WHAT IS ASKED — Transcribe the entries below exactly.

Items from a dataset
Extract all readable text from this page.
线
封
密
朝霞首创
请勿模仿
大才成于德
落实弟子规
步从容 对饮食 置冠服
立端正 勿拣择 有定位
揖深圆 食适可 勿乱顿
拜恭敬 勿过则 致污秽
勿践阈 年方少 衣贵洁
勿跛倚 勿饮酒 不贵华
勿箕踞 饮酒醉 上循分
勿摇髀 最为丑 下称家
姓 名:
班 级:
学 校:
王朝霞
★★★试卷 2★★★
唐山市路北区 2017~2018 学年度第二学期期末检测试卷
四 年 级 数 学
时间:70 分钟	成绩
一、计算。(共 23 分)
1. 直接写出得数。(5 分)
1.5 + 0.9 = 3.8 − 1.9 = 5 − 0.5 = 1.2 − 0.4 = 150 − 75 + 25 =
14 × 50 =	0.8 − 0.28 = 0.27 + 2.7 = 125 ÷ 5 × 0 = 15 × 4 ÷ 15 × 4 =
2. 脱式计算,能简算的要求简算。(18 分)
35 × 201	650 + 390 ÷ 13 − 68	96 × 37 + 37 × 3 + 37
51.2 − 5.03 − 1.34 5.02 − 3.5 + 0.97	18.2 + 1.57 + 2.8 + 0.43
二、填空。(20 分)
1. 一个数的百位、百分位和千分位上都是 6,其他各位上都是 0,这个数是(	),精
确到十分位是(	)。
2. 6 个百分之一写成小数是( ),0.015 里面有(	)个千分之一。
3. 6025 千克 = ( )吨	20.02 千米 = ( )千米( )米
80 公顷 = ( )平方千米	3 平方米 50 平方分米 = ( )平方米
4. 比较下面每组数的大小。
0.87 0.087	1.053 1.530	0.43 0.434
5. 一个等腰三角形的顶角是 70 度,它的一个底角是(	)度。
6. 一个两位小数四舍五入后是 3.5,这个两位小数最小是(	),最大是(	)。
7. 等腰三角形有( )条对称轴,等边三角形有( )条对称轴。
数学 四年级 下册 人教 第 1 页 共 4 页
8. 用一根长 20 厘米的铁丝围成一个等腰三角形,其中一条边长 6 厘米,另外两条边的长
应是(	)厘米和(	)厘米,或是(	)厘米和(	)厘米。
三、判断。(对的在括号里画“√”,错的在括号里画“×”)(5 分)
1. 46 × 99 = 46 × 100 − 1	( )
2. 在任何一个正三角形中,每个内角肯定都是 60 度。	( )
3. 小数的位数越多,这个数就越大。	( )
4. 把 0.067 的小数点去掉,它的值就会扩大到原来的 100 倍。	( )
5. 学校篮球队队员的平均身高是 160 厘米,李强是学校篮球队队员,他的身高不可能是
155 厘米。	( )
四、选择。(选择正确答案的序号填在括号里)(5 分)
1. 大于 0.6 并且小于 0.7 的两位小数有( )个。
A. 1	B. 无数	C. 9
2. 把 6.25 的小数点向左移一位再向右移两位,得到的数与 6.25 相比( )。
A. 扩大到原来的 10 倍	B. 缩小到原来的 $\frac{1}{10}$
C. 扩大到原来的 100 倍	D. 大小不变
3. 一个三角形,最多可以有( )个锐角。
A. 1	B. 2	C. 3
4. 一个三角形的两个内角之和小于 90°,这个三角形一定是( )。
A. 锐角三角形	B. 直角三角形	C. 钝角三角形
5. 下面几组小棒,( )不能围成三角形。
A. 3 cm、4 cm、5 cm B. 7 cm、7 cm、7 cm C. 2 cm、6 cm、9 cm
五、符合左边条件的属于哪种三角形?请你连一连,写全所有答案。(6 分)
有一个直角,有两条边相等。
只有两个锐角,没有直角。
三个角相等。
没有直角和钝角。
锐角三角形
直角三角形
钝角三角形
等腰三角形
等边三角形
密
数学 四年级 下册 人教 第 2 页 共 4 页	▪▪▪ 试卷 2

THE RESPONSE —
Extract all readable text from this page.
线
封
密
朝霞首创
请勿模仿
大才成于德
落实弟子规
步从容 对饮食 置冠服
立端正 勿拣择 有定位
揖深圆 食适可 勿乱顿
拜恭敬 勿过则 致污秽
勿践阈 年方少 衣贵洁
勿跛倚 勿饮酒 不贵华
勿箕踞 饮酒醉 上循分
勿摇髀 最为丑 下称家
姓 名:
班 级:
学 校:
王朝霞
★★★试卷 2★★★
唐山市路北区 2017~2018 学年度第二学期期末检测试卷
四 年 级 数 学
时间:70 分钟	成绩
一、计算。(共 23 分)
1. 直接写出得数。(5 分)
1.5 + 0.9 = 3.8 − 1.9 = 5 − 0.5 = 1.2 − 0.4 = 150 − 75 + 25 =
14 × 50 =	0.8 − 0.28 = 0.27 + 2.7 = 125 ÷ 5 × 0 = 15 × 4 ÷ 15 × 4 =
2. 脱式计算,能简算的要求简算。(18 分)
35 × 201	650 + 390 ÷ 13 − 68	96 × 37 + 37 × 3 + 37
51.2 − 5.03 − 1.34 5.02 − 3.5 + 0.97	18.2 + 1.57 + 2.8 + 0.43
二、填空。(20 分)
1. 一个数的百位、百分位和千分位上都是 6,其他各位上都是 0,这个数是(	),精
确到十分位是(	)。
2. 6 个百分之一写成小数是( ),0.015 里面有(	)个千分之一。
3. 6025 千克 = ( )吨	20.02 千米 = ( )千米( )米
80 公顷 = ( )平方千米	3 平方米 50 平方分米 = ( )平方米
4. 比较下面每组数的大小。
0.87 0.087	1.053 1.530	0.43 0.434
5. 一个等腰三角形的顶角是 70 度,它的一个底角是(	)度。
6. 一个两位小数四舍五入后是 3.5,这个两位小数最小是(	),最大是(	)。
7. 等腰三角形有( )条对称轴,等边三角形有( )条对称轴。
数学 四年级 下册 人教 第 1 页 共 4 页
8. 用一根长 20 厘米的铁丝围成一个等腰三角形,其中一条边长 6 厘米,另外两条边的长
应是(	)厘米和(	)厘米,或是(	)厘米和(	)厘米。
三、判断。(对的在括号里画“√”,错的在括号里画“×”)(5 分)
1. 46 × 99 = 46 × 100 − 1	( )
2. 在任何一个正三角形中,每个内角肯定都是 60 度。	( )
3. 小数的位数越多,这个数就越大。	( )
4. 把 0.067 的小数点去掉,它的值就会扩大到原来的 100 倍。	( )
5. 学校篮球队队员的平均身高是 160 厘米,李强是学校篮球队队员,他的身高不可能是
155 厘米。	( )
四、选择。(选择正确答案的序号填在括号里)(5 分)
1. 大于 0.6 并且小于 0.7 的两位小数有( )个。
A. 1	B. 无数	C. 9
2. 把 6.25 的小数点向左移一位再向右移两位,得到的数与 6.25 相比( )。
A. 扩大到原来的 10 倍	B. 缩小到原来的 $\frac{1}{10}$
C. 扩大到原来的 100 倍	D. 大小不变
3. 一个三角形,最多可以有( )个锐角。
A. 1	B. 2	C. 3
4. 一个三角形的两个内角之和小于 90°,这个三角形一定是( )。
A. 锐角三角形	B. 直角三角形	C. 钝角三角形
5. 下面几组小棒,( )不能围成三角形。
A. 3 cm、4 cm、5 cm B. 7 cm、7 cm、7 cm C. 2 cm、6 cm、9 cm
五、符合左边条件的属于哪种三角形?请你连一连,写全所有答案。(6 分)
有一个直角,有两条边相等。
只有两个锐角,没有直角。
三个角相等。
没有直角和钝角。
锐角三角形
直角三角形
钝角三角形
等腰三角形
等边三角形
密
数学 四年级 下册 人教 第 2 页 共 4 页	▪▪▪ 试卷 2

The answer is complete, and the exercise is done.